● **WORK TO BE COMPLETED**: Search the listing below for the string "учреждениями" and show each line that contains it.

--- Begin MATERIALS PROVIDED ---

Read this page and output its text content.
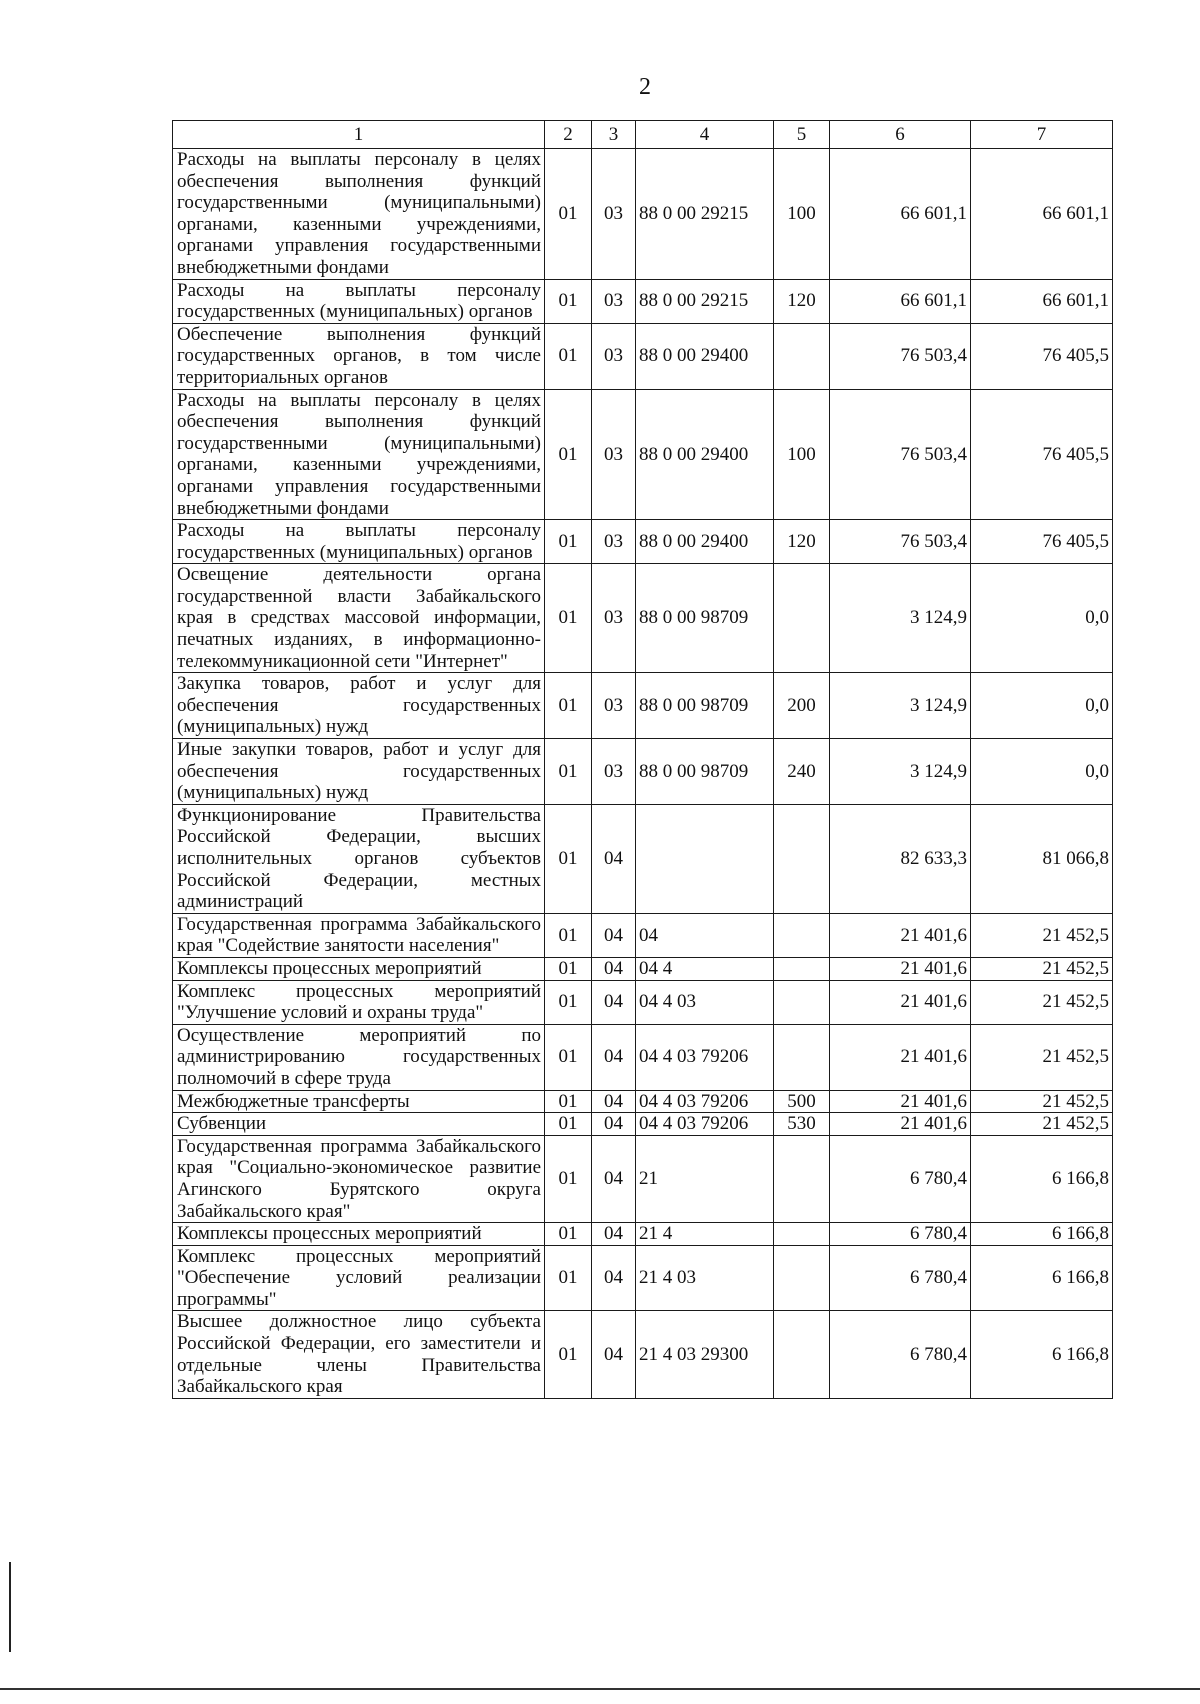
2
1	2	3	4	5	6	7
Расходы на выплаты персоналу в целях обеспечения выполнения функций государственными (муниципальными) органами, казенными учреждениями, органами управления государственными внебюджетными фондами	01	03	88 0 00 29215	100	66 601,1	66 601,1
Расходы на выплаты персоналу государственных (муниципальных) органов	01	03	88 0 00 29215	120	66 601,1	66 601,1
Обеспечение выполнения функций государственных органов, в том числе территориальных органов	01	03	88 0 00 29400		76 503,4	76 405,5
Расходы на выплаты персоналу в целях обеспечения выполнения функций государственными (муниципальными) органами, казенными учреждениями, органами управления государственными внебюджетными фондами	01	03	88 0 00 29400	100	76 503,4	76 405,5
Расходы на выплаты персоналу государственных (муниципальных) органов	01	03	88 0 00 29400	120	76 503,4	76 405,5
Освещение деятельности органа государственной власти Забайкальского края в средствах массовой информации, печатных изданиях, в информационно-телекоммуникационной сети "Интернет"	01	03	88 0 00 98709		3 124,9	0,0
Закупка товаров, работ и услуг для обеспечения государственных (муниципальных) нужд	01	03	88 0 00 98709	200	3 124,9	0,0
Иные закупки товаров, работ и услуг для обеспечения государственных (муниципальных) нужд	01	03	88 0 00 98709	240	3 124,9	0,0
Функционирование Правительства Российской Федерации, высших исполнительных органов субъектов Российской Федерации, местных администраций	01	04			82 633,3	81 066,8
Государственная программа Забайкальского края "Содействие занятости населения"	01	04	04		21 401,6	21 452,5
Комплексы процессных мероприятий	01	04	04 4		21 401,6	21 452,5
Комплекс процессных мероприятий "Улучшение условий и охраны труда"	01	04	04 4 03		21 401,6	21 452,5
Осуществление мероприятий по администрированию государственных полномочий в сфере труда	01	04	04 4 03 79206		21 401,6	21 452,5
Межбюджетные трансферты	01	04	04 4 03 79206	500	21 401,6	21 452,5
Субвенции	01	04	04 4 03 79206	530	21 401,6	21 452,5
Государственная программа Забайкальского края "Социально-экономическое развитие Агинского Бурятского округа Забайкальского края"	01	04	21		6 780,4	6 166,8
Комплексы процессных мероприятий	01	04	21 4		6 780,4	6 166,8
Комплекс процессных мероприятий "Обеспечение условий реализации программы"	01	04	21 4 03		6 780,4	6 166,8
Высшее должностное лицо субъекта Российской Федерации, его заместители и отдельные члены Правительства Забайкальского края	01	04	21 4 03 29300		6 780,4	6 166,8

--- End MATERIALS PROVIDED ---

● **EXERCISE RESULT**:
Расходы на выплаты персоналу в целях обеспечения выполнения функций государственными (муниципальными) органами, казенными учреждениями, органами управления государственными внебюджетными фондами	01	03	88 0 00 29215	100	66 601,1	66 601,1
Расходы на выплаты персоналу в целях обеспечения выполнения функций государственными (муниципальными) органами, казенными учреждениями, органами управления государственными внебюджетными фондами	01	03	88 0 00 29400	100	76 503,4	76 405,5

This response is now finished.